Recorded data
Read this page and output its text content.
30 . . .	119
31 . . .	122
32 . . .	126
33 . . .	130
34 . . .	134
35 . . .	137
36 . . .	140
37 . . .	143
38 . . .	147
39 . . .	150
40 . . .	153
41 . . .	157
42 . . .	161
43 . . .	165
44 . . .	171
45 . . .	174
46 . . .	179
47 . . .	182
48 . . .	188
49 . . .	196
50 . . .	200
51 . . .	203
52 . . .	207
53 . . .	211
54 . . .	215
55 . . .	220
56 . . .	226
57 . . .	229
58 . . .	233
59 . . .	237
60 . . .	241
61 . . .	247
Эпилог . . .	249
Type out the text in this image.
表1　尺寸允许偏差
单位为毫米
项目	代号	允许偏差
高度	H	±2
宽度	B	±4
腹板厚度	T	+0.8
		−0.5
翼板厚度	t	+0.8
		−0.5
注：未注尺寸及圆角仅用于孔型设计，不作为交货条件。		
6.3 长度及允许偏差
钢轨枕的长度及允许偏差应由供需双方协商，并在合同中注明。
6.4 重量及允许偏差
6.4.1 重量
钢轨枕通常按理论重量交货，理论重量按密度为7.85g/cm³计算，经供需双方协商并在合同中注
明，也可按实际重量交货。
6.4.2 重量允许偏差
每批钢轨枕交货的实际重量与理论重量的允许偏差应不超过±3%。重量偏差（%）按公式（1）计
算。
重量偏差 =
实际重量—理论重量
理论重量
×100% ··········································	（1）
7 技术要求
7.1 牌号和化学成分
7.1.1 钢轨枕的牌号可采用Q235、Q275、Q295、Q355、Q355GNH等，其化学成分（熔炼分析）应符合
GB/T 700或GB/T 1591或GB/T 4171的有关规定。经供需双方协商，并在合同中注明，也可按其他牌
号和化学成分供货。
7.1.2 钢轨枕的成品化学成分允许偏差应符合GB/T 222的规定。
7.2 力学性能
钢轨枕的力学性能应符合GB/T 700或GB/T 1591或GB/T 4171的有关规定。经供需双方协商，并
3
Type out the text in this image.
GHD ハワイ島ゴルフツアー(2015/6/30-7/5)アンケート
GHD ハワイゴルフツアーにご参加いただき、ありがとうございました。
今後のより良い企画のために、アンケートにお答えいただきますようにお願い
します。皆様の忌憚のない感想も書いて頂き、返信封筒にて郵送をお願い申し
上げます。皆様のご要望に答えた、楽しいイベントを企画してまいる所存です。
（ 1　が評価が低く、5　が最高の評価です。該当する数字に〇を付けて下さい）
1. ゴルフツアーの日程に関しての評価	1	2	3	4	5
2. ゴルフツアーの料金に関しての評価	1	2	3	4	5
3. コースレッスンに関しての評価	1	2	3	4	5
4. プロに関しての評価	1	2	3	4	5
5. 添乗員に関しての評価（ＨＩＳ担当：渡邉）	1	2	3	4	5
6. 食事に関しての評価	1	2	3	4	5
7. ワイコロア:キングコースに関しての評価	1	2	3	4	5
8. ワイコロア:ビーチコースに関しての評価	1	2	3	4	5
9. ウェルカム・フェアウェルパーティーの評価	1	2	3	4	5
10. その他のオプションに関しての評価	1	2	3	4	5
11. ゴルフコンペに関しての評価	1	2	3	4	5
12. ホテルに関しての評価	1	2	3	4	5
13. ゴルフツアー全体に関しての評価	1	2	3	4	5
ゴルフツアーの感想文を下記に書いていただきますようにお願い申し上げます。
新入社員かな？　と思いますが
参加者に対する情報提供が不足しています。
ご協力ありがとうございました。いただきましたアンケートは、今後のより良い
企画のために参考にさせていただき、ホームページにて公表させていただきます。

WRITTEN TASK: Find the word "ワイコロア" in the data and show each line that holds it.

EXPECTED ANSWER:
7. ワイコロア:キングコースに関しての評価	1	2	3	4	5
8. ワイコロア:ビーチコースに関しての評価	1	2	3	4	5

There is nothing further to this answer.